## Exercise description
Give every entry again, word for word.
### Stored records
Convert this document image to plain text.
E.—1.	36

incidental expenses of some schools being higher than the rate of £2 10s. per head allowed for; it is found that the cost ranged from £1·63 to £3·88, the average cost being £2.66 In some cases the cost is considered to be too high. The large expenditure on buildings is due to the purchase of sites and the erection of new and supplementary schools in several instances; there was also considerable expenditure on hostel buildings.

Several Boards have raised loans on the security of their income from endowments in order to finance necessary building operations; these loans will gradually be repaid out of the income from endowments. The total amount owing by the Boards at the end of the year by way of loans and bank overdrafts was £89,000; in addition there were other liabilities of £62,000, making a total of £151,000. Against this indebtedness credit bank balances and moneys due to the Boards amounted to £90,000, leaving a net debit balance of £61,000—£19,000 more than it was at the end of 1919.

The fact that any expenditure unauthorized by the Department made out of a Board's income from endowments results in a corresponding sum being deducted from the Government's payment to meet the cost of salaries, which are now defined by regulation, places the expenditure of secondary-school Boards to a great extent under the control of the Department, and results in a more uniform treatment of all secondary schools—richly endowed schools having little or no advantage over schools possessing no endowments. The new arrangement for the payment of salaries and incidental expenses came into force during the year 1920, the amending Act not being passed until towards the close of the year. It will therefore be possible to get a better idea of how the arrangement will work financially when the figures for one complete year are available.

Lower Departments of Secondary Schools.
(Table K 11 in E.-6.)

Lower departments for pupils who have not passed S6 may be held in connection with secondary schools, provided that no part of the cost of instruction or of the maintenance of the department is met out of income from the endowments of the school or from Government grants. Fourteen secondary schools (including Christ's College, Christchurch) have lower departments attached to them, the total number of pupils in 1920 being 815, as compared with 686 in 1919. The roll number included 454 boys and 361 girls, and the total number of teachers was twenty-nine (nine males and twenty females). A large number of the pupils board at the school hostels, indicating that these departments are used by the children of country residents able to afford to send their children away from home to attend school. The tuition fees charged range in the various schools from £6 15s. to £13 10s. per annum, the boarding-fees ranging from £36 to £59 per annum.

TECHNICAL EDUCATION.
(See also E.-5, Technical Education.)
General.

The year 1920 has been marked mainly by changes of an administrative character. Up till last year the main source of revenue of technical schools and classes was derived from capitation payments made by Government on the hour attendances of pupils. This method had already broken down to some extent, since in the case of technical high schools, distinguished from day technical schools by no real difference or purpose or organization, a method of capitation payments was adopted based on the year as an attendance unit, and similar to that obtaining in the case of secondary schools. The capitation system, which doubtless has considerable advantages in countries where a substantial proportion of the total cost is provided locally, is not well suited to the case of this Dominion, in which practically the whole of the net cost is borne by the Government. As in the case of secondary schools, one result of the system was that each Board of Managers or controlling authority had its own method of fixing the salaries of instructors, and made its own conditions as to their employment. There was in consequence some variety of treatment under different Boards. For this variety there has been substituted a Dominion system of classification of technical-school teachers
######
## Result
Convert this document image to plain text.
E.—1.	36

incidental expenses of some schools being higher than the rate of £2 10s. per head allowed for; it is found that the cost ranged from £1·63 to £3·88, the average cost being £2.66 In some cases the cost is considered to be too high. The large expenditure on buildings is due to the purchase of sites and the erection of new and supplementary schools in several instances; there was also considerable expenditure on hostel buildings.

Several Boards have raised loans on the security of their income from endowments in order to finance necessary building operations; these loans will gradually be repaid out of the income from endowments. The total amount owing by the Boards at the end of the year by way of loans and bank overdrafts was £89,000; in addition there were other liabilities of £62,000, making a total of £151,000. Against this indebtedness credit bank balances and moneys due to the Boards amounted to £90,000, leaving a net debit balance of £61,000—£19,000 more than it was at the end of 1919.

The fact that any expenditure unauthorized by the Department made out of a Board's income from endowments results in a corresponding sum being deducted from the Government's payment to meet the cost of salaries, which are now defined by regulation, places the expenditure of secondary-school Boards to a great extent under the control of the Department, and results in a more uniform treatment of all secondary schools—richly endowed schools having little or no advantage over schools possessing no endowments. The new arrangement for the payment of salaries and incidental expenses came into force during the year 1920, the amending Act not being passed until towards the close of the year. It will therefore be possible to get a better idea of how the arrangement will work financially when the figures for one complete year are available.

Lower Departments of Secondary Schools.
(Table K 11 in E.-6.)

Lower departments for pupils who have not passed S6 may be held in connection with secondary schools, provided that no part of the cost of instruction or of the maintenance of the department is met out of income from the endowments of the school or from Government grants. Fourteen secondary schools (including Christ's College, Christchurch) have lower departments attached to them, the total number of pupils in 1920 being 815, as compared with 686 in 1919. The roll number included 454 boys and 361 girls, and the total number of teachers was twenty-nine (nine males and twenty females). A large number of the pupils board at the school hostels, indicating that these departments are used by the children of country residents able to afford to send their children away from home to attend school. The tuition fees charged range in the various schools from £6 15s. to £13 10s. per annum, the boarding-fees ranging from £36 to £59 per annum.

TECHNICAL EDUCATION.
(See also E.-5, Technical Education.)
General.

The year 1920 has been marked mainly by changes of an administrative character. Up till last year the main source of revenue of technical schools and classes was derived from capitation payments made by Government on the hour attendances of pupils. This method had already broken down to some extent, since in the case of technical high schools, distinguished from day technical schools by no real difference or purpose or organization, a method of capitation payments was adopted based on the year as an attendance unit, and similar to that obtaining in the case of secondary schools. The capitation system, which doubtless has considerable advantages in countries where a substantial proportion of the total cost is provided locally, is not well suited to the case of this Dominion, in which practically the whole of the net cost is borne by the Government. As in the case of secondary schools, one result of the system was that each Board of Managers or controlling authority had its own method of fixing the salaries of instructors, and made its own conditions as to their employment. There was in consequence some variety of treatment under different Boards. For this variety there has been substituted a Dominion system of classification of technical-school teachers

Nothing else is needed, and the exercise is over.